====== Listed entries
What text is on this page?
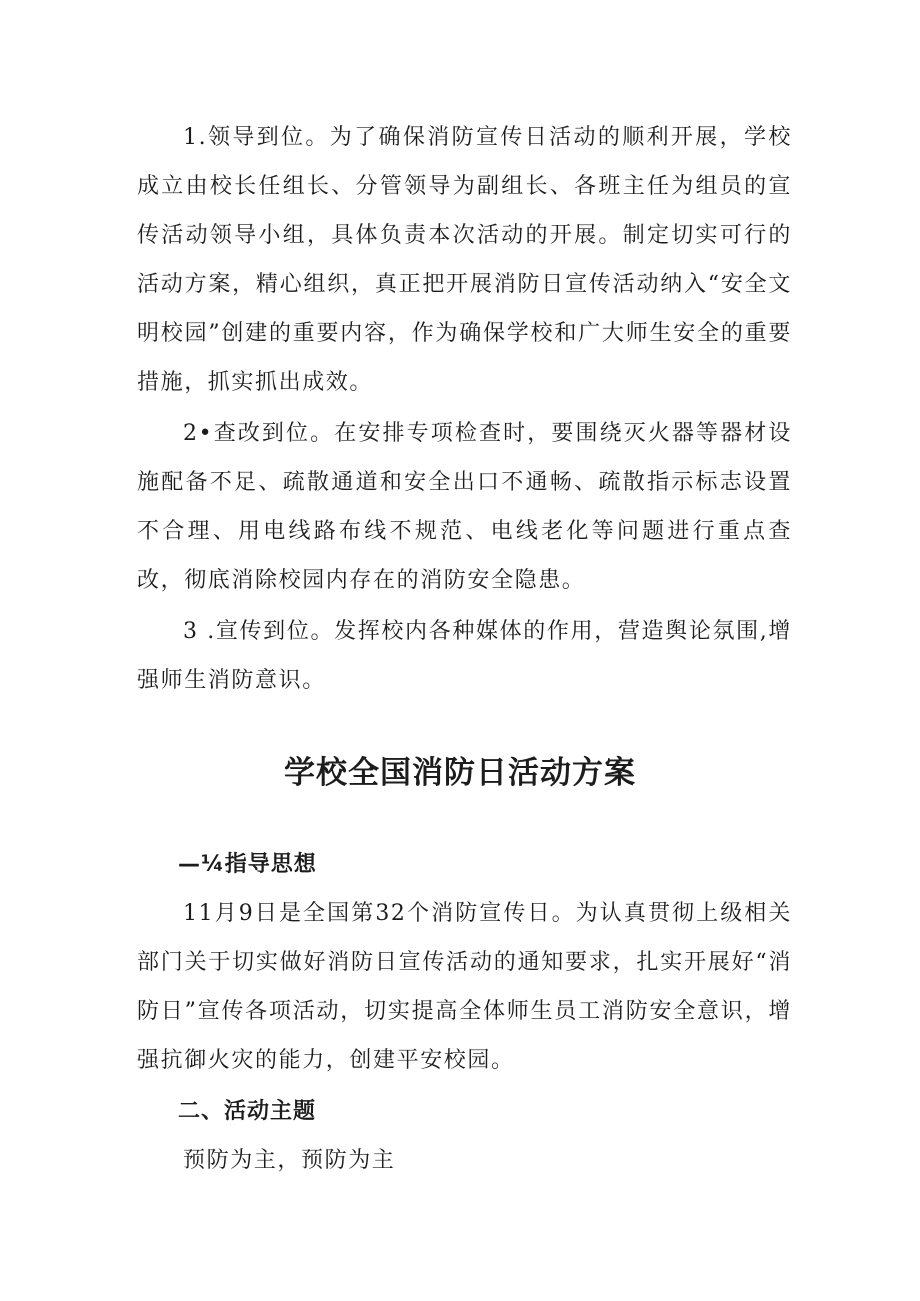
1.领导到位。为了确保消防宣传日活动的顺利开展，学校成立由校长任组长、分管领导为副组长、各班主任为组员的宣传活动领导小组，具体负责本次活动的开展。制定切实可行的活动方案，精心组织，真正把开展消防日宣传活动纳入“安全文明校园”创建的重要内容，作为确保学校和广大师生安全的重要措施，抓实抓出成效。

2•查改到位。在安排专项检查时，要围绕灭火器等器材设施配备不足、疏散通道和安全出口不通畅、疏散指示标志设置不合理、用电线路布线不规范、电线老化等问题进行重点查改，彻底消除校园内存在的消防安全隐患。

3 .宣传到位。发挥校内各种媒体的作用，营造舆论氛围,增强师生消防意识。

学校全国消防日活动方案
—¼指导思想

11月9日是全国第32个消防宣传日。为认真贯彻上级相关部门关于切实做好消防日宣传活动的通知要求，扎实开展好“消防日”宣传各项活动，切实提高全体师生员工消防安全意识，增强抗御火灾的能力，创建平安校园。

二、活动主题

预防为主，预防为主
============
====== Listed entries
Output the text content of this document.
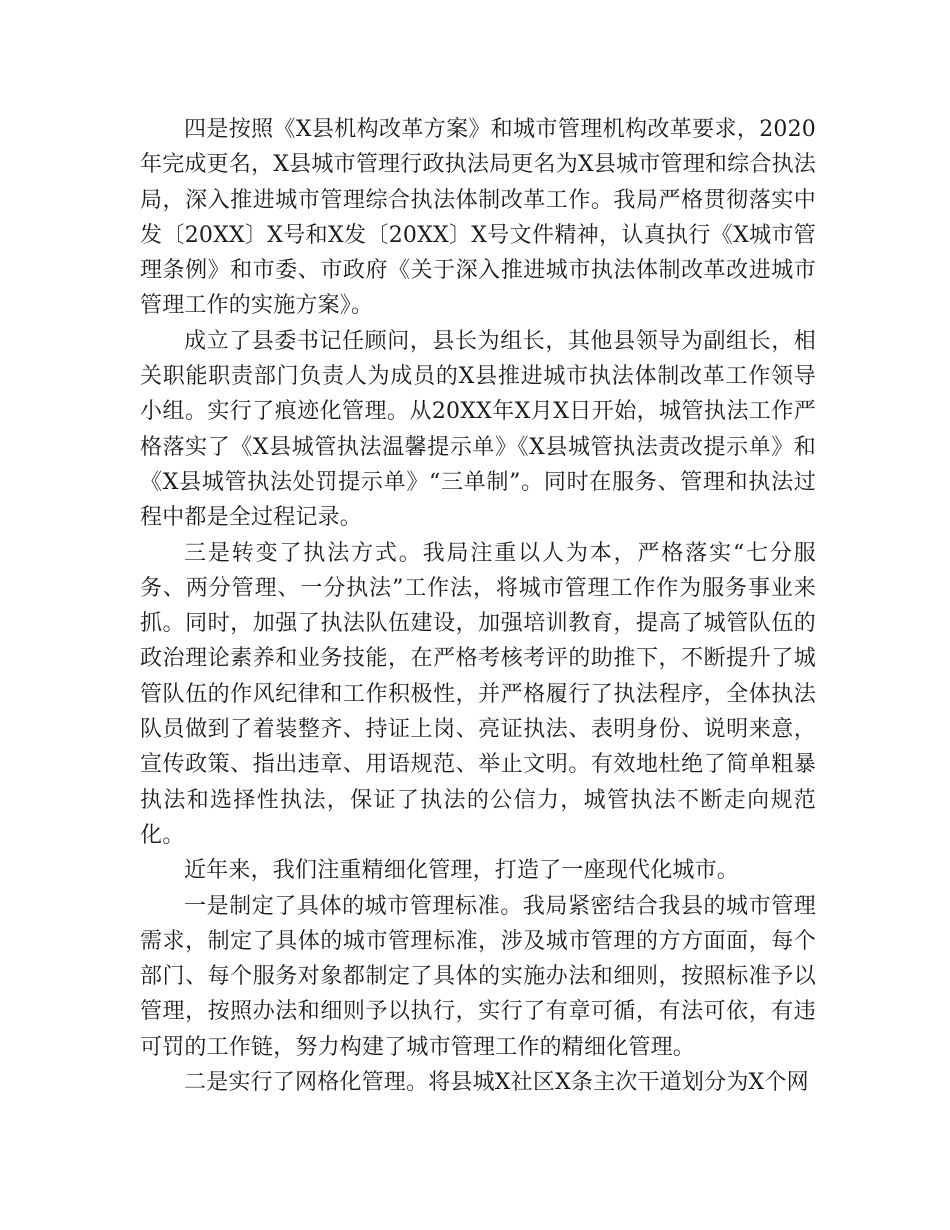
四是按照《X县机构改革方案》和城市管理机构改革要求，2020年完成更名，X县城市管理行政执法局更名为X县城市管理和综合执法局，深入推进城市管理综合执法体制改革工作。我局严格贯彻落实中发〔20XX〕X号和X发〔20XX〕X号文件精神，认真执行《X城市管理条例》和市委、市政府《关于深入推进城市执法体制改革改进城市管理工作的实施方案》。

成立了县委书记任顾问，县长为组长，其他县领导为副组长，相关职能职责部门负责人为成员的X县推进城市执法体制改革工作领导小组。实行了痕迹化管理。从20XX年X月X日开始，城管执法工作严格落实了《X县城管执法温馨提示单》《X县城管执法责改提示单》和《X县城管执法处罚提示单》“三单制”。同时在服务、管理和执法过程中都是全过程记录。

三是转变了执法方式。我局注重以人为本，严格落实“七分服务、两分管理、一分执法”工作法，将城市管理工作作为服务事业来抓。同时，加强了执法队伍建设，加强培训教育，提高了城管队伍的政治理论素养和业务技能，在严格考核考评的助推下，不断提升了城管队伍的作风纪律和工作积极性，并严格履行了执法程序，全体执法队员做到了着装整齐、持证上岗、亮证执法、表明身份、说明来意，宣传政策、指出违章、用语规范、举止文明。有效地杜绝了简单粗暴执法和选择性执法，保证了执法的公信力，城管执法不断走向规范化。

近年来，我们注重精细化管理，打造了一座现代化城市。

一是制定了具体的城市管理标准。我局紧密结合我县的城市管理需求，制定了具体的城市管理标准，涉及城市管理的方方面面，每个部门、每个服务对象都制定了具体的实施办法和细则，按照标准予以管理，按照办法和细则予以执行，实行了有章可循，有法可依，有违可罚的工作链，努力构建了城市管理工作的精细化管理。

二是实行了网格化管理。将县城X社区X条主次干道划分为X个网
============
What to produce: All lines above with "this" in them should be returned.

Right answer:
What text is on this page?
Output the text content of this document.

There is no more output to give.